## begin Exercise materials

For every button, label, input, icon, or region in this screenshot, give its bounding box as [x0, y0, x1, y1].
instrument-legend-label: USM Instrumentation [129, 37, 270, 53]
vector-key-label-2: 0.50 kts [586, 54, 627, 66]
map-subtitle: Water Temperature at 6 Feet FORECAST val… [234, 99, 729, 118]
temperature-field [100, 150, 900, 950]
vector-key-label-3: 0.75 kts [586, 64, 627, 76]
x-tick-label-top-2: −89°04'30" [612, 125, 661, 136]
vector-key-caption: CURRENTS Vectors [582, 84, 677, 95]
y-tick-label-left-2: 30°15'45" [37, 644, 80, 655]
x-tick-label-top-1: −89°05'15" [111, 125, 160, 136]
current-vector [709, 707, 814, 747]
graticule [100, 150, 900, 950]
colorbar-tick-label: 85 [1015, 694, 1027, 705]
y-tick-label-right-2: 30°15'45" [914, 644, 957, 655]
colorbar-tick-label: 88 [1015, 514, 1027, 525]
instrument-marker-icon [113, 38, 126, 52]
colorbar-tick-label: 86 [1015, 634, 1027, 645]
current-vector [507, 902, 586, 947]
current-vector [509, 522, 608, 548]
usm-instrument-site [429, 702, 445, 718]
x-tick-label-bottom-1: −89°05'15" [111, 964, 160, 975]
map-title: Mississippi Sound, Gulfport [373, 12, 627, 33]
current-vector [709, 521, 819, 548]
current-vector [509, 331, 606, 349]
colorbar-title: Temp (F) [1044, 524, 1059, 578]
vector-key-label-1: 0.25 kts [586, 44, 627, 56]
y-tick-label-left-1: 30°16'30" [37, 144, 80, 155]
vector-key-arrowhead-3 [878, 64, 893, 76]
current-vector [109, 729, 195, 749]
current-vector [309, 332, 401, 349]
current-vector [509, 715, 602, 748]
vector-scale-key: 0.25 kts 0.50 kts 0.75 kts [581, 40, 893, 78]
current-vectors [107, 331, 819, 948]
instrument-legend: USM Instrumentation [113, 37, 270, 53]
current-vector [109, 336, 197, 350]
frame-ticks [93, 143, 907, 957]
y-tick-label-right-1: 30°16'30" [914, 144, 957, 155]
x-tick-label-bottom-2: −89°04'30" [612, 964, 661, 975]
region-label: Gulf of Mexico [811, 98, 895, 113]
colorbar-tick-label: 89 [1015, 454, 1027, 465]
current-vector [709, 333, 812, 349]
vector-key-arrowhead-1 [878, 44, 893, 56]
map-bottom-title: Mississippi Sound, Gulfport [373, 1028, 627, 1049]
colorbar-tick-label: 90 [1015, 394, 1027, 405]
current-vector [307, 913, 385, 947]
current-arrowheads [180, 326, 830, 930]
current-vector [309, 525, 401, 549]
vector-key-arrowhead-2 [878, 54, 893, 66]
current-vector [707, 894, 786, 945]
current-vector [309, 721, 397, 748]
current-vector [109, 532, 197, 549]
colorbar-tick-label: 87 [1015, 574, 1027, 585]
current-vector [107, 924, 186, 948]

## end Exercise materials

**Aim of the task:** Copy the material word for word, beginning at its first line and stopping after the line containing "colorbar-tick-label: 85 [1015, 694, 1027, 705]".

**Written reply:**
For every button, label, input, icon, or region in this screenshot, give its bounding box as [x0, y0, x1, y1].
instrument-legend-label: USM Instrumentation [129, 37, 270, 53]
vector-key-label-2: 0.50 kts [586, 54, 627, 66]
map-subtitle: Water Temperature at 6 Feet FORECAST val… [234, 99, 729, 118]
temperature-field [100, 150, 900, 950]
vector-key-label-3: 0.75 kts [586, 64, 627, 76]
x-tick-label-top-2: −89°04'30" [612, 125, 661, 136]
vector-key-caption: CURRENTS Vectors [582, 84, 677, 95]
y-tick-label-left-2: 30°15'45" [37, 644, 80, 655]
x-tick-label-top-1: −89°05'15" [111, 125, 160, 136]
current-vector [709, 707, 814, 747]
graticule [100, 150, 900, 950]
colorbar-tick-label: 85 [1015, 694, 1027, 705]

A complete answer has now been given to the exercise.